# START OF SOURCE DATA

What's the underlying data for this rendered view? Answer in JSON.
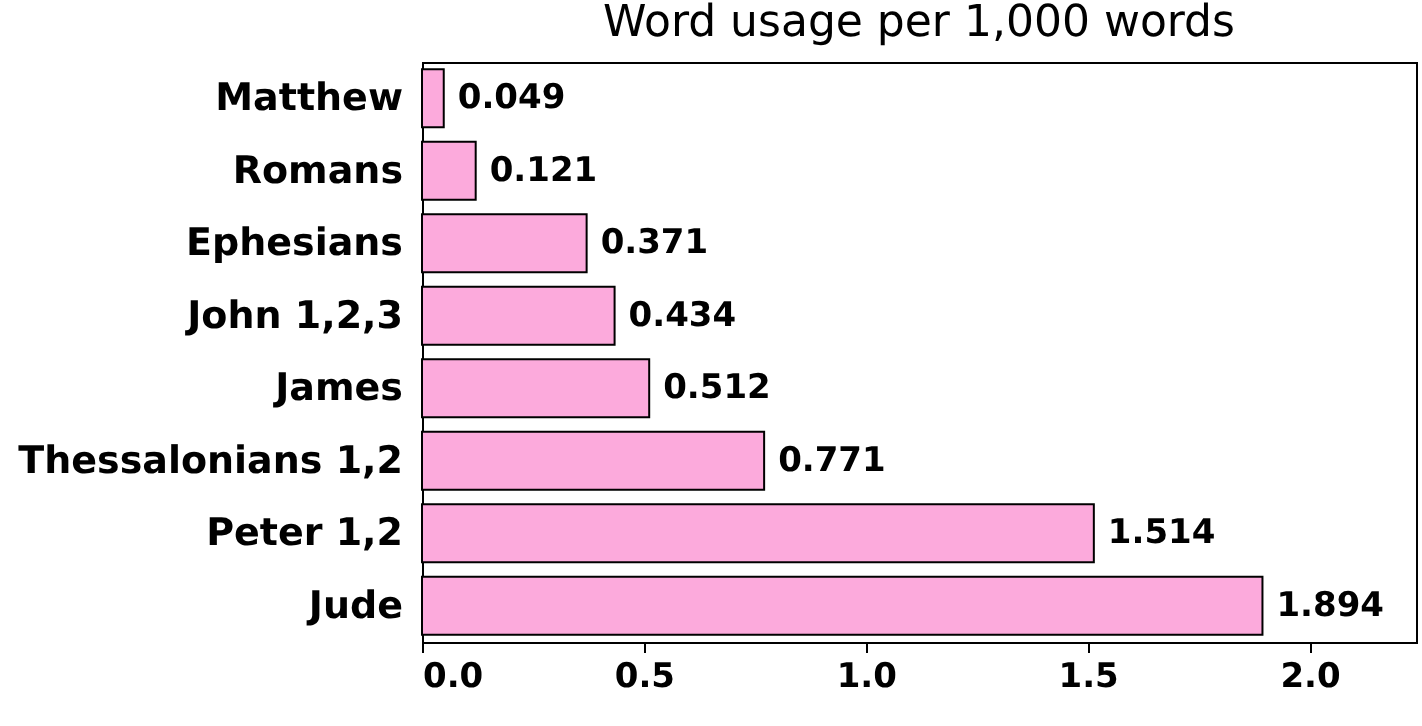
{
  "chart_data": {
    "type": "bar",
    "orientation": "horizontal",
    "title": "Word usage per 1,000 words",
    "categories": [
      "Matthew",
      "Romans",
      "Ephesians",
      "John 1,2,3",
      "James",
      "Thessalonians 1,2",
      "Peter 1,2",
      "Jude"
    ],
    "values": [
      0.049,
      0.121,
      0.371,
      0.434,
      0.512,
      0.771,
      1.514,
      1.894
    ],
    "color": "#fcaadc",
    "xlim": [
      0,
      2.24
    ],
    "xticks": [
      {
        "value": 0,
        "label": "0.0"
      },
      0.5,
      {
        "value": 1,
        "label": "1.0"
      },
      1.5,
      {
        "value": 2,
        "label": "2.0"
      }
    ],
    "grid": false,
    "data_labels": true
  }
}
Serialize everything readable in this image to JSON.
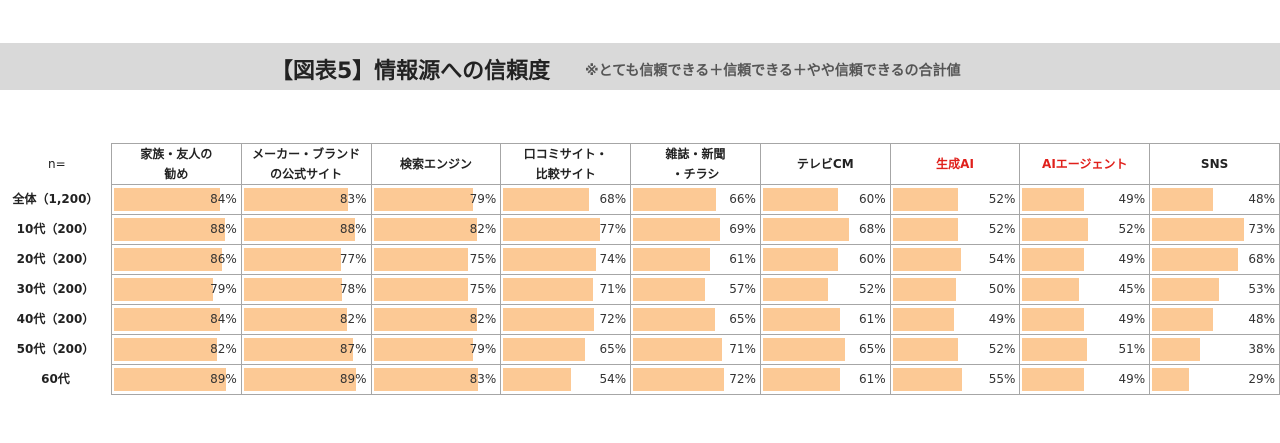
{
  "title": "【図表5】情報源への信頼度",
  "subtitle": "※とても信頼できる＋信頼できる＋やや信頼できるの合計値",
  "n_label": "n=",
  "colors": {
    "bar": "#fcc995",
    "header_bg": "#d9d9d9",
    "highlight_text": "#e0201b",
    "border": "#a6a6a6"
  },
  "chart_data": {
    "type": "table",
    "columns": [
      {
        "label": "家族・友人の\n勧め",
        "highlight": false
      },
      {
        "label": "メーカー・ブランド\nの公式サイト",
        "highlight": false
      },
      {
        "label": "検索エンジン",
        "highlight": false
      },
      {
        "label": "口コミサイト・\n比較サイト",
        "highlight": false
      },
      {
        "label": "雑誌・新聞\n・チラシ",
        "highlight": false
      },
      {
        "label": "テレビCM",
        "highlight": false
      },
      {
        "label": "生成AI",
        "highlight": true
      },
      {
        "label": "AIエージェント",
        "highlight": true
      },
      {
        "label": "SNS",
        "highlight": false
      }
    ],
    "rows": [
      {
        "label": "全体（1,200）",
        "values": [
          84,
          83,
          79,
          68,
          66,
          60,
          52,
          49,
          48
        ]
      },
      {
        "label": "10代（200）",
        "values": [
          88,
          88,
          82,
          77,
          69,
          68,
          52,
          52,
          73
        ]
      },
      {
        "label": "20代（200）",
        "values": [
          86,
          77,
          75,
          74,
          61,
          60,
          54,
          49,
          68
        ]
      },
      {
        "label": "30代（200）",
        "values": [
          79,
          78,
          75,
          71,
          57,
          52,
          50,
          45,
          53
        ]
      },
      {
        "label": "40代（200）",
        "values": [
          84,
          82,
          82,
          72,
          65,
          61,
          49,
          49,
          48
        ]
      },
      {
        "label": "50代（200）",
        "values": [
          82,
          87,
          79,
          65,
          71,
          65,
          52,
          51,
          38
        ]
      },
      {
        "label": "60代",
        "values": [
          89,
          89,
          83,
          54,
          72,
          61,
          55,
          49,
          29
        ]
      }
    ],
    "value_suffix": "%",
    "value_max": 100
  }
}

# END OF SOURCE DATA

* **WHAT YOU NEED TO DO**
Restate the whole of the material word for word without the pictures.

* **ANSWER FOR THIS EXERCISE**
What's the underlying data for this rendered view? Answer in JSON.
{
  "chart_data": {
    "type": "bar",
    "orientation": "horizontal",
    "title": "Word usage per 1,000 words",
    "categories": [
      "Matthew",
      "Romans",
      "Ephesians",
      "John 1,2,3",
      "James",
      "Thessalonians 1,2",
      "Peter 1,2",
      "Jude"
    ],
    "values": [
      0.049,
      0.121,
      0.371,
      0.434,
      0.512,
      0.771,
      1.514,
      1.894
    ],
    "color": "#fcaadc",
    "xlim": [
      0,
      2.24
    ],
    "xticks": [
      {
        "value": 0,
        "label": "0.0"
      },
      0.5,
      {
        "value": 1,
        "label": "1.0"
      },
      1.5,
      {
        "value": 2,
        "label": "2.0"
      }
    ],
    "grid": false,
    "data_labels": true
  }
}
Serialize everything readable in this image to JSON.
{
  "title": "【図表5】情報源への信頼度",
  "subtitle": "※とても信頼できる＋信頼できる＋やや信頼できるの合計値",
  "n_label": "n=",
  "colors": {
    "bar": "#fcc995",
    "header_bg": "#d9d9d9",
    "highlight_text": "#e0201b",
    "border": "#a6a6a6"
  },
  "chart_data": {
    "type": "table",
    "columns": [
      {
        "label": "家族・友人の\n勧め",
        "highlight": false
      },
      {
        "label": "メーカー・ブランド\nの公式サイト",
        "highlight": false
      },
      {
        "label": "検索エンジン",
        "highlight": false
      },
      {
        "label": "口コミサイト・\n比較サイト",
        "highlight": false
      },
      {
        "label": "雑誌・新聞\n・チラシ",
        "highlight": false
      },
      {
        "label": "テレビCM",
        "highlight": false
      },
      {
        "label": "生成AI",
        "highlight": true
      },
      {
        "label": "AIエージェント",
        "highlight": true
      },
      {
        "label": "SNS",
        "highlight": false
      }
    ],
    "rows": [
      {
        "label": "全体（1,200）",
        "values": [
          84,
          83,
          79,
          68,
          66,
          60,
          52,
          49,
          48
        ]
      },
      {
        "label": "10代（200）",
        "values": [
          88,
          88,
          82,
          77,
          69,
          68,
          52,
          52,
          73
        ]
      },
      {
        "label": "20代（200）",
        "values": [
          86,
          77,
          75,
          74,
          61,
          60,
          54,
          49,
          68
        ]
      },
      {
        "label": "30代（200）",
        "values": [
          79,
          78,
          75,
          71,
          57,
          52,
          50,
          45,
          53
        ]
      },
      {
        "label": "40代（200）",
        "values": [
          84,
          82,
          82,
          72,
          65,
          61,
          49,
          49,
          48
        ]
      },
      {
        "label": "50代（200）",
        "values": [
          82,
          87,
          79,
          65,
          71,
          65,
          52,
          51,
          38
        ]
      },
      {
        "label": "60代",
        "values": [
          89,
          89,
          83,
          54,
          72,
          61,
          55,
          49,
          29
        ]
      }
    ],
    "value_suffix": "%",
    "value_max": 100
  }
}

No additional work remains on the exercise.